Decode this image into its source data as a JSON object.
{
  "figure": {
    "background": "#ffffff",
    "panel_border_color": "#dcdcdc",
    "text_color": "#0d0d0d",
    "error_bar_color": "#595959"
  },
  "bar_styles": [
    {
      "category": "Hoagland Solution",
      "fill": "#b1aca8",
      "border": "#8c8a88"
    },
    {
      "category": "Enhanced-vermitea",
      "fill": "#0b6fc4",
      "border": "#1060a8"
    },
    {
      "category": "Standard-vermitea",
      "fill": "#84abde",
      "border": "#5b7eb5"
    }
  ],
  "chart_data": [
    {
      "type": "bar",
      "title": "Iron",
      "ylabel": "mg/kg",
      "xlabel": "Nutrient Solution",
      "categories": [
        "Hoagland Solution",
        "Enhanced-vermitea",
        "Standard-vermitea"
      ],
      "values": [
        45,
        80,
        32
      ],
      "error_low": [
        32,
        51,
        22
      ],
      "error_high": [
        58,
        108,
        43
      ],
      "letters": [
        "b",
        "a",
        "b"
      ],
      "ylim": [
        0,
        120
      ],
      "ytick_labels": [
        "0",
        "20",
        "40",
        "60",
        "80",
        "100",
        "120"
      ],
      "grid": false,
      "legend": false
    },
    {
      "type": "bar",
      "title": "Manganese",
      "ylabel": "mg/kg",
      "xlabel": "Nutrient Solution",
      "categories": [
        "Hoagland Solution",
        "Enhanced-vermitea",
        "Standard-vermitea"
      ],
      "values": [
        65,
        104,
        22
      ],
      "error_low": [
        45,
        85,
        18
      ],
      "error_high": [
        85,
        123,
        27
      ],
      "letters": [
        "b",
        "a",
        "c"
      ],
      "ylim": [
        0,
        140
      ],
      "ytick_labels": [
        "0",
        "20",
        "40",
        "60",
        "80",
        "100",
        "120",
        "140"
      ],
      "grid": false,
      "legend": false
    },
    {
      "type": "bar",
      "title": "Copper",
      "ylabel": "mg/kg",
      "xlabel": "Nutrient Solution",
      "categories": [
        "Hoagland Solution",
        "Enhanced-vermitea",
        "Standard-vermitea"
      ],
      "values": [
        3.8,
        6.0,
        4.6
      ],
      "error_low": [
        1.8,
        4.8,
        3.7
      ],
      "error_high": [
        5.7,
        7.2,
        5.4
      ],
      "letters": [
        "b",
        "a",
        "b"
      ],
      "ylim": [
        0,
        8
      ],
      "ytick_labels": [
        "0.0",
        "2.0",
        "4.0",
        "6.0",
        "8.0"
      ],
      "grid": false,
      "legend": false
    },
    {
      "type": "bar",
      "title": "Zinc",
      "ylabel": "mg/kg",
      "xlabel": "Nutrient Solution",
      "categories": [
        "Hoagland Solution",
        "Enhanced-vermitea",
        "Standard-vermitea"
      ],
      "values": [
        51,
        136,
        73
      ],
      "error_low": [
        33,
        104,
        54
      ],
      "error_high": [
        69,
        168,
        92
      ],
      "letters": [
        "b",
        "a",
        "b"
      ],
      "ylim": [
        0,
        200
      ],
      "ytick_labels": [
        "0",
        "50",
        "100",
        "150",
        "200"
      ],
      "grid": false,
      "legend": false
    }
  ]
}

----

* GIVEN PROBLEM: Word for word, quote all of the data above.

* TASK SOLUTION:
Decode this image into its source data as a JSON object.
{
  "figure": {
    "background": "#ffffff",
    "panel_border_color": "#dcdcdc",
    "text_color": "#0d0d0d",
    "error_bar_color": "#595959"
  },
  "bar_styles": [
    {
      "category": "Hoagland Solution",
      "fill": "#b1aca8",
      "border": "#8c8a88"
    },
    {
      "category": "Enhanced-vermitea",
      "fill": "#0b6fc4",
      "border": "#1060a8"
    },
    {
      "category": "Standard-vermitea",
      "fill": "#84abde",
      "border": "#5b7eb5"
    }
  ],
  "chart_data": [
    {
      "type": "bar",
      "title": "Iron",
      "ylabel": "mg/kg",
      "xlabel": "Nutrient Solution",
      "categories": [
        "Hoagland Solution",
        "Enhanced-vermitea",
        "Standard-vermitea"
      ],
      "values": [
        45,
        80,
        32
      ],
      "error_low": [
        32,
        51,
        22
      ],
      "error_high": [
        58,
        108,
        43
      ],
      "letters": [
        "b",
        "a",
        "b"
      ],
      "ylim": [
        0,
        120
      ],
      "ytick_labels": [
        "0",
        "20",
        "40",
        "60",
        "80",
        "100",
        "120"
      ],
      "grid": false,
      "legend": false
    },
    {
      "type": "bar",
      "title": "Manganese",
      "ylabel": "mg/kg",
      "xlabel": "Nutrient Solution",
      "categories": [
        "Hoagland Solution",
        "Enhanced-vermitea",
        "Standard-vermitea"
      ],
      "values": [
        65,
        104,
        22
      ],
      "error_low": [
        45,
        85,
        18
      ],
      "error_high": [
        85,
        123,
        27
      ],
      "letters": [
        "b",
        "a",
        "c"
      ],
      "ylim": [
        0,
        140
      ],
      "ytick_labels": [
        "0",
        "20",
        "40",
        "60",
        "80",
        "100",
        "120",
        "140"
      ],
      "grid": false,
      "legend": false
    },
    {
      "type": "bar",
      "title": "Copper",
      "ylabel": "mg/kg",
      "xlabel": "Nutrient Solution",
      "categories": [
        "Hoagland Solution",
        "Enhanced-vermitea",
        "Standard-vermitea"
      ],
      "values": [
        3.8,
        6.0,
        4.6
      ],
      "error_low": [
        1.8,
        4.8,
        3.7
      ],
      "error_high": [
        5.7,
        7.2,
        5.4
      ],
      "letters": [
        "b",
        "a",
        "b"
      ],
      "ylim": [
        0,
        8
      ],
      "ytick_labels": [
        "0.0",
        "2.0",
        "4.0",
        "6.0",
        "8.0"
      ],
      "grid": false,
      "legend": false
    },
    {
      "type": "bar",
      "title": "Zinc",
      "ylabel": "mg/kg",
      "xlabel": "Nutrient Solution",
      "categories": [
        "Hoagland Solution",
        "Enhanced-vermitea",
        "Standard-vermitea"
      ],
      "values": [
        51,
        136,
        73
      ],
      "error_low": [
        33,
        104,
        54
      ],
      "error_high": [
        69,
        168,
        92
      ],
      "letters": [
        "b",
        "a",
        "b"
      ],
      "ylim": [
        0,
        200
      ],
      "ytick_labels": [
        "0",
        "50",
        "100",
        "150",
        "200"
      ],
      "grid": false,
      "legend": false
    }
  ]
}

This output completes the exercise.